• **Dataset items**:
*-*-*

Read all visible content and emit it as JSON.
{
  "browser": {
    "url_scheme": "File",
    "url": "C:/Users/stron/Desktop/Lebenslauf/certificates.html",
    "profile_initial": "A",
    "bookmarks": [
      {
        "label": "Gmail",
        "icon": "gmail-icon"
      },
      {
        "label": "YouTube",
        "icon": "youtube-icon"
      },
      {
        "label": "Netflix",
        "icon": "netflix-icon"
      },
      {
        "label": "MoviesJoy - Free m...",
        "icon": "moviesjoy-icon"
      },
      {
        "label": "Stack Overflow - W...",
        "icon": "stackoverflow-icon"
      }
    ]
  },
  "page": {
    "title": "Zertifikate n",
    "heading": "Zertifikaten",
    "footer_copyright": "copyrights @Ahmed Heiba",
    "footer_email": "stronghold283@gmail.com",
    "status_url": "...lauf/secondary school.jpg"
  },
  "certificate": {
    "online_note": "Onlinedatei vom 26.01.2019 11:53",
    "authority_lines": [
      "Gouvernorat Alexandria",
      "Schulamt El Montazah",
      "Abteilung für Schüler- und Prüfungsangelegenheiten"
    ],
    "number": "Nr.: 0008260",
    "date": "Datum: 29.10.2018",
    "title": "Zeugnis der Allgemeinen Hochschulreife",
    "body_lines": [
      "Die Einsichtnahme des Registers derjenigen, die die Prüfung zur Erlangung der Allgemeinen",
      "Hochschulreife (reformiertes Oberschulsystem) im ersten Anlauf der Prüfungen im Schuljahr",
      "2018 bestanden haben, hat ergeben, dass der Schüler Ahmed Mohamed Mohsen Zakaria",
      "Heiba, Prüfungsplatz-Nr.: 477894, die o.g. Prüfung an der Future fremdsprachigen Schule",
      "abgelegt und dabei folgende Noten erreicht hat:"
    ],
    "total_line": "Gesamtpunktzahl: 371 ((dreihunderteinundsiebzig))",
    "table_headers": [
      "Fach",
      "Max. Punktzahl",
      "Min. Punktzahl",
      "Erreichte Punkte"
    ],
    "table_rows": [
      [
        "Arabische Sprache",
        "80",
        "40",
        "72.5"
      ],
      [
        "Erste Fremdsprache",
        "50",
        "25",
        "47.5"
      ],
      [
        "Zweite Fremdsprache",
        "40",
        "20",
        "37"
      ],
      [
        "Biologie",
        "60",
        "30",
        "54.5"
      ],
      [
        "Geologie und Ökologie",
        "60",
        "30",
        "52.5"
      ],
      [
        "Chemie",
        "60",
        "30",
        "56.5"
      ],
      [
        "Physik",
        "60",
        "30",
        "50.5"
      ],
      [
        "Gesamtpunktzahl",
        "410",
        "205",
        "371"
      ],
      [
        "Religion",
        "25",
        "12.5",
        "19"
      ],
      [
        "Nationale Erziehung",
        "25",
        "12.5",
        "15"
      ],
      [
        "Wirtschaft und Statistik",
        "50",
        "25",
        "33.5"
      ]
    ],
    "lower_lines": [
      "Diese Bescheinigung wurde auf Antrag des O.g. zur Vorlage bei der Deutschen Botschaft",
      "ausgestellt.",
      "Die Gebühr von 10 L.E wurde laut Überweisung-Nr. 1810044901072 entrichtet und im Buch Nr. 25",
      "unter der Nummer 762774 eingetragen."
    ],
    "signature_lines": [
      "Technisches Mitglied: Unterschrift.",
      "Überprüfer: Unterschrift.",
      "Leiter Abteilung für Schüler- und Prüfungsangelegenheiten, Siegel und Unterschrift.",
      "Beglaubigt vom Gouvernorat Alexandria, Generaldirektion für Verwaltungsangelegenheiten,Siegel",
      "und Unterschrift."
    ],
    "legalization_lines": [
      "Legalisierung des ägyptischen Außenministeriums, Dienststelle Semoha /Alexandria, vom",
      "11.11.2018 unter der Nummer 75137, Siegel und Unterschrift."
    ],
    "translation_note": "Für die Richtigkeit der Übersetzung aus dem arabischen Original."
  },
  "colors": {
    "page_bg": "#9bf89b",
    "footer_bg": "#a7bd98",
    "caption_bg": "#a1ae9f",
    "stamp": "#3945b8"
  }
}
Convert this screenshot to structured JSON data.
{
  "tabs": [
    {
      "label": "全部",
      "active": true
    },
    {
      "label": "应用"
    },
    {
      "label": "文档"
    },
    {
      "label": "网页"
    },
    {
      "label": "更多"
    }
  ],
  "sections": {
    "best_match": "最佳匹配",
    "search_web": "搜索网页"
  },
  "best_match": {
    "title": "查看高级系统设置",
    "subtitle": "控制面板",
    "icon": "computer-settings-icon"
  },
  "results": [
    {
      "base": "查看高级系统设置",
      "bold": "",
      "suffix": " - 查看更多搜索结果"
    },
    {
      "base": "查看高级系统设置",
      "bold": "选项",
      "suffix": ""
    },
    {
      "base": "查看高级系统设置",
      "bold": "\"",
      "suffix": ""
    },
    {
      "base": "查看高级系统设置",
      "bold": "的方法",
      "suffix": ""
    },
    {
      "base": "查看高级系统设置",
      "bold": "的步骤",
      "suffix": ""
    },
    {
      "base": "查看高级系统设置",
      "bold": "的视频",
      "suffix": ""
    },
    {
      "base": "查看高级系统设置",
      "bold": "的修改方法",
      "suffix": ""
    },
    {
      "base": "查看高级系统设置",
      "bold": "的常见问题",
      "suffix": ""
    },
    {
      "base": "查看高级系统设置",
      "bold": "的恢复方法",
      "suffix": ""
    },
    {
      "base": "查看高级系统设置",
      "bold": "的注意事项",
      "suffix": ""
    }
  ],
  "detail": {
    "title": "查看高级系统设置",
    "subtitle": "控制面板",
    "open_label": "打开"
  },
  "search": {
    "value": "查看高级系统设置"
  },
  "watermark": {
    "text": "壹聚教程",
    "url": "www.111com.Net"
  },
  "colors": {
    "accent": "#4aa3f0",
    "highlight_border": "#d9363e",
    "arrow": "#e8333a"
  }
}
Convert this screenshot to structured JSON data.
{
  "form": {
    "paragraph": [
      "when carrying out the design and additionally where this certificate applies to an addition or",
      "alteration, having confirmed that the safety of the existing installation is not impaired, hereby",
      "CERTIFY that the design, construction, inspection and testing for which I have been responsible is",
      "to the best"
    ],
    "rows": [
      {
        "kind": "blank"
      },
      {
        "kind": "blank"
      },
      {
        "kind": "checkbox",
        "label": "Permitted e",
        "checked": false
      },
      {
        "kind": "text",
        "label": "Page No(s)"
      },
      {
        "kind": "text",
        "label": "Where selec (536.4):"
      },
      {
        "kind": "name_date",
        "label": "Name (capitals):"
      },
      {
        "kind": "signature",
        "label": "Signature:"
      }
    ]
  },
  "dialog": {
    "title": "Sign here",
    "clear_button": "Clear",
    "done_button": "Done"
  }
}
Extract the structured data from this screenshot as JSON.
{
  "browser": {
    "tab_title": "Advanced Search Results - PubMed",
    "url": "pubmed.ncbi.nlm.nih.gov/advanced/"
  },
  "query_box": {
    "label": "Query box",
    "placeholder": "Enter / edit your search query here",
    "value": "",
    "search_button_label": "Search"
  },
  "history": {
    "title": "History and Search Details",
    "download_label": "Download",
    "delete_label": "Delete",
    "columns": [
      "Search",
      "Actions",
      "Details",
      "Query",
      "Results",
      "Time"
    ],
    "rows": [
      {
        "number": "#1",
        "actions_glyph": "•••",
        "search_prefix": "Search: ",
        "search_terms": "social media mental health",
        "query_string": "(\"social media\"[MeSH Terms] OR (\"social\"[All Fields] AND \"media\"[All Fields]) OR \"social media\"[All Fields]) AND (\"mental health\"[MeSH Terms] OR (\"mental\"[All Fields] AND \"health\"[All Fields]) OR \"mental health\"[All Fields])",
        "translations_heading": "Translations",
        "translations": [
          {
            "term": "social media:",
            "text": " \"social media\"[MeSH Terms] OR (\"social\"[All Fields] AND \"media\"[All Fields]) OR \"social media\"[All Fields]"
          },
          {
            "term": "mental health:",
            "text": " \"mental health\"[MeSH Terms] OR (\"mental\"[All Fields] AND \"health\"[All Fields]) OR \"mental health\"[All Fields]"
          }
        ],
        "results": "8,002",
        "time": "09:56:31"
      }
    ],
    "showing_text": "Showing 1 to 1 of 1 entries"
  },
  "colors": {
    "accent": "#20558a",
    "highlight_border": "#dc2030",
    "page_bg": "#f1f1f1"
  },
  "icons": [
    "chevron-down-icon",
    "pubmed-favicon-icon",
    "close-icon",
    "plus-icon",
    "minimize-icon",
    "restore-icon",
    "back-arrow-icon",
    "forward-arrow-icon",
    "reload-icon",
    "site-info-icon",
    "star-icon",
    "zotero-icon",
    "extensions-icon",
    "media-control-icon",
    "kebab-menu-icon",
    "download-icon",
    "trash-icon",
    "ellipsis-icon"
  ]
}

*-*-*

• **Written request**:
Copy each line of the data that contains the word "Nummer".

• **Result below**:
      "unter der Nummer 762774 eingetragen."
      "11.11.2018 unter der Nummer 75137, Siegel und Unterschrift."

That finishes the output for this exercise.